# RECORD EXTRACTS start

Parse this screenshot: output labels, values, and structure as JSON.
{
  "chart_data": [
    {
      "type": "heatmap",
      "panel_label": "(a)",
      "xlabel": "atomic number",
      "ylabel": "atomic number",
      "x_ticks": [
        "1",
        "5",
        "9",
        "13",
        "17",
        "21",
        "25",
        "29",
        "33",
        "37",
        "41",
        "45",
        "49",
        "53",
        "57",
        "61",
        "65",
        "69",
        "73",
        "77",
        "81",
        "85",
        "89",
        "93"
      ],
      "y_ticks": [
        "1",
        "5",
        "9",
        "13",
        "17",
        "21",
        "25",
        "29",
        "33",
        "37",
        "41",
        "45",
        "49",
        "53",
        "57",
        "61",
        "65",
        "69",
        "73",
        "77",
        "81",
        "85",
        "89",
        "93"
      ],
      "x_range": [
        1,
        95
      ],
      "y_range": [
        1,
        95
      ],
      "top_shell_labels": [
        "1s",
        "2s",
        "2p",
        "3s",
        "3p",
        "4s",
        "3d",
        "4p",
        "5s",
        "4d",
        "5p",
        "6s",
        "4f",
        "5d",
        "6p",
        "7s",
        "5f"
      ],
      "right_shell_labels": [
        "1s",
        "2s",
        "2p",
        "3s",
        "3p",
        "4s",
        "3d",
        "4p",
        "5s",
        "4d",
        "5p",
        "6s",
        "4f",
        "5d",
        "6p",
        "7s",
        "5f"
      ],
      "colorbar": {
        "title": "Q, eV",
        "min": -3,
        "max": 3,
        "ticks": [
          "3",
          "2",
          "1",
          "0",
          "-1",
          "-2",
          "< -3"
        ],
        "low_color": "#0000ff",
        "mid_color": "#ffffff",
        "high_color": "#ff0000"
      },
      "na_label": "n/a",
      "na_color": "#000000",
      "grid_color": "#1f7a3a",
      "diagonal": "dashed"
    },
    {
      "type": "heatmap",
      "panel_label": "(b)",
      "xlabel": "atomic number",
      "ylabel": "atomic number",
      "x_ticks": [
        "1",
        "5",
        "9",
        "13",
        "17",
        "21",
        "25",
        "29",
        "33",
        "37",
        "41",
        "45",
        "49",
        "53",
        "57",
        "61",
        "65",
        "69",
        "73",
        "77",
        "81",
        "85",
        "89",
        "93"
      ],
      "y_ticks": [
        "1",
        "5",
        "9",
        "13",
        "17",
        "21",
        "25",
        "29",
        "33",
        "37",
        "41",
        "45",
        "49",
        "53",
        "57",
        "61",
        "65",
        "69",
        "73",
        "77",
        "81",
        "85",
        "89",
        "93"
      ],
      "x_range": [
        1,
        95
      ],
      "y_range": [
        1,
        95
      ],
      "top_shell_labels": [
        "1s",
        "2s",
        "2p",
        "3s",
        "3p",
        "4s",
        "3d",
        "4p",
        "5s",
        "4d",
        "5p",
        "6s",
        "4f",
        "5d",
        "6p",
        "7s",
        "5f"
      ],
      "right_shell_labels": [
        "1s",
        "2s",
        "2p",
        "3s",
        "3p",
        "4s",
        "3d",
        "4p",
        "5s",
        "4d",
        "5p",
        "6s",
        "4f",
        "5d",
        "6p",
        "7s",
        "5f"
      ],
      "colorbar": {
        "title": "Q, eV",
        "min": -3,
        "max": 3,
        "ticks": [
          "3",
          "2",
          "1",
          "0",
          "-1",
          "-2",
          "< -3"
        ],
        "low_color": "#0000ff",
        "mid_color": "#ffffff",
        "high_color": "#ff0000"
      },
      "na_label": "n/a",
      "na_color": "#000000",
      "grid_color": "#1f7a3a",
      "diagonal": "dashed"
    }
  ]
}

# RECORD EXTRACTS end

### REQUIRED WORK
Output the entries verbatim.

### RESPONSE
Parse this screenshot: output labels, values, and structure as JSON.
{
  "chart_data": [
    {
      "type": "heatmap",
      "panel_label": "(a)",
      "xlabel": "atomic number",
      "ylabel": "atomic number",
      "x_ticks": [
        "1",
        "5",
        "9",
        "13",
        "17",
        "21",
        "25",
        "29",
        "33",
        "37",
        "41",
        "45",
        "49",
        "53",
        "57",
        "61",
        "65",
        "69",
        "73",
        "77",
        "81",
        "85",
        "89",
        "93"
      ],
      "y_ticks": [
        "1",
        "5",
        "9",
        "13",
        "17",
        "21",
        "25",
        "29",
        "33",
        "37",
        "41",
        "45",
        "49",
        "53",
        "57",
        "61",
        "65",
        "69",
        "73",
        "77",
        "81",
        "85",
        "89",
        "93"
      ],
      "x_range": [
        1,
        95
      ],
      "y_range": [
        1,
        95
      ],
      "top_shell_labels": [
        "1s",
        "2s",
        "2p",
        "3s",
        "3p",
        "4s",
        "3d",
        "4p",
        "5s",
        "4d",
        "5p",
        "6s",
        "4f",
        "5d",
        "6p",
        "7s",
        "5f"
      ],
      "right_shell_labels": [
        "1s",
        "2s",
        "2p",
        "3s",
        "3p",
        "4s",
        "3d",
        "4p",
        "5s",
        "4d",
        "5p",
        "6s",
        "4f",
        "5d",
        "6p",
        "7s",
        "5f"
      ],
      "colorbar": {
        "title": "Q, eV",
        "min": -3,
        "max": 3,
        "ticks": [
          "3",
          "2",
          "1",
          "0",
          "-1",
          "-2",
          "< -3"
        ],
        "low_color": "#0000ff",
        "mid_color": "#ffffff",
        "high_color": "#ff0000"
      },
      "na_label": "n/a",
      "na_color": "#000000",
      "grid_color": "#1f7a3a",
      "diagonal": "dashed"
    },
    {
      "type": "heatmap",
      "panel_label": "(b)",
      "xlabel": "atomic number",
      "ylabel": "atomic number",
      "x_ticks": [
        "1",
        "5",
        "9",
        "13",
        "17",
        "21",
        "25",
        "29",
        "33",
        "37",
        "41",
        "45",
        "49",
        "53",
        "57",
        "61",
        "65",
        "69",
        "73",
        "77",
        "81",
        "85",
        "89",
        "93"
      ],
      "y_ticks": [
        "1",
        "5",
        "9",
        "13",
        "17",
        "21",
        "25",
        "29",
        "33",
        "37",
        "41",
        "45",
        "49",
        "53",
        "57",
        "61",
        "65",
        "69",
        "73",
        "77",
        "81",
        "85",
        "89",
        "93"
      ],
      "x_range": [
        1,
        95
      ],
      "y_range": [
        1,
        95
      ],
      "top_shell_labels": [
        "1s",
        "2s",
        "2p",
        "3s",
        "3p",
        "4s",
        "3d",
        "4p",
        "5s",
        "4d",
        "5p",
        "6s",
        "4f",
        "5d",
        "6p",
        "7s",
        "5f"
      ],
      "right_shell_labels": [
        "1s",
        "2s",
        "2p",
        "3s",
        "3p",
        "4s",
        "3d",
        "4p",
        "5s",
        "4d",
        "5p",
        "6s",
        "4f",
        "5d",
        "6p",
        "7s",
        "5f"
      ],
      "colorbar": {
        "title": "Q, eV",
        "min": -3,
        "max": 3,
        "ticks": [
          "3",
          "2",
          "1",
          "0",
          "-1",
          "-2",
          "< -3"
        ],
        "low_color": "#0000ff",
        "mid_color": "#ffffff",
        "high_color": "#ff0000"
      },
      "na_label": "n/a",
      "na_color": "#000000",
      "grid_color": "#1f7a3a",
      "diagonal": "dashed"
    }
  ]
}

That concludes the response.